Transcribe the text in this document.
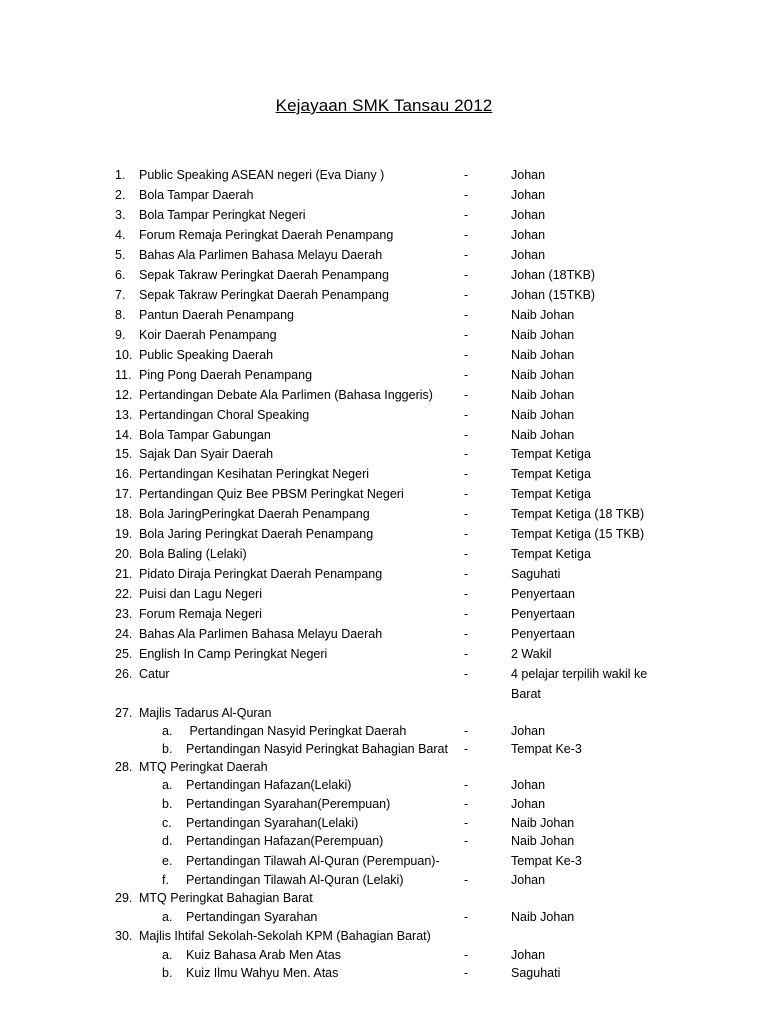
Kejayaan SMK Tansau 2012
1. Public Speaking ASEAN negeri (Eva Diany )	-	Johan
2. Bola Tampar Daerah	-	Johan
3. Bola Tampar Peringkat Negeri	-	Johan
4. Forum Remaja Peringkat Daerah Penampang	-	Johan
5. Bahas Ala Parlimen Bahasa Melayu Daerah	-	Johan
6. Sepak Takraw Peringkat Daerah Penampang	-	Johan (18TKB)
7. Sepak Takraw Peringkat Daerah Penampang	-	Johan (15TKB)
8. Pantun Daerah Penampang	-	Naib Johan
9. Koir Daerah Penampang	-	Naib Johan
10. Public Speaking Daerah	-	Naib Johan
11. Ping Pong Daerah Penampang	-	Naib Johan
12. Pertandingan Debate Ala Parlimen (Bahasa Inggeris) -	Naib Johan
13. Pertandingan Choral Speaking	-	Naib Johan
14. Bola Tampar Gabungan	-	Naib Johan
15. Sajak Dan Syair Daerah	-	Tempat Ketiga
16. Pertandingan Kesihatan Peringkat Negeri	-	Tempat Ketiga
17. Pertandingan Quiz Bee PBSM Peringkat Negeri	-	Tempat Ketiga
18. Bola JaringPeringkat Daerah Penampang	-	Tempat Ketiga (18 TKB)
19. Bola Jaring Peringkat Daerah Penampang	-	Tempat Ketiga (15 TKB)
20. Bola Baling (Lelaki)	-	Tempat Ketiga
21. Pidato Diraja Peringkat Daerah Penampang	-	Saguhati
22. Puisi dan Lagu Negeri	-	Penyertaan
23. Forum Remaja Negeri	-	Penyertaan
24. Bahas Ala Parlimen Bahasa Melayu Daerah	-	Penyertaan
25. English In Camp Peringkat Negeri	-	2 Wakil
26. Catur	-	4 pelajar terpilih wakil ke
Barat
27. Majlis Tadarus Al-Quran
a. Pertandingan Nasyid Peringkat Daerah	-	Johan
b. Pertandingan Nasyid Peringkat Bahagian Barat -	Tempat Ke-3
28. MTQ Peringkat Daerah
a. Pertandingan Hafazan(Lelaki)	-	Johan
b. Pertandingan Syarahan(Perempuan)	-	Johan
c. Pertandingan Syarahan(Lelaki)	-	Naib Johan
d. Pertandingan Hafazan(Perempuan)	-	Naib Johan
e. Pertandingan Tilawah Al-Quran (Perempuan)-	Tempat Ke-3
f. Pertandingan Tilawah Al-Quran (Lelaki)	-	Johan
29. MTQ Peringkat Bahagian Barat
a. Pertandingan Syarahan	-	Naib Johan
30. Majlis Ihtifal Sekolah-Sekolah KPM (Bahagian Barat)
a. Kuiz Bahasa Arab Men Atas	-	Johan
b. Kuiz Ilmu Wahyu Men. Atas	-	Saguhati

★ ★ ★

▶ **WHAT YOU WILL DO**: Which lines hold the word "Bahasa"? Return all of them from the records above.

▶ **REPLY TO THE EXERCISE**:
5. Bahas Ala Parlimen Bahasa Melayu Daerah	-	Johan
12. Pertandingan Debate Ala Parlimen (Bahasa Inggeris) -	Naib Johan
24. Bahas Ala Parlimen Bahasa Melayu Daerah	-	Penyertaan
a. Kuiz Bahasa Arab Men Atas	-	Johan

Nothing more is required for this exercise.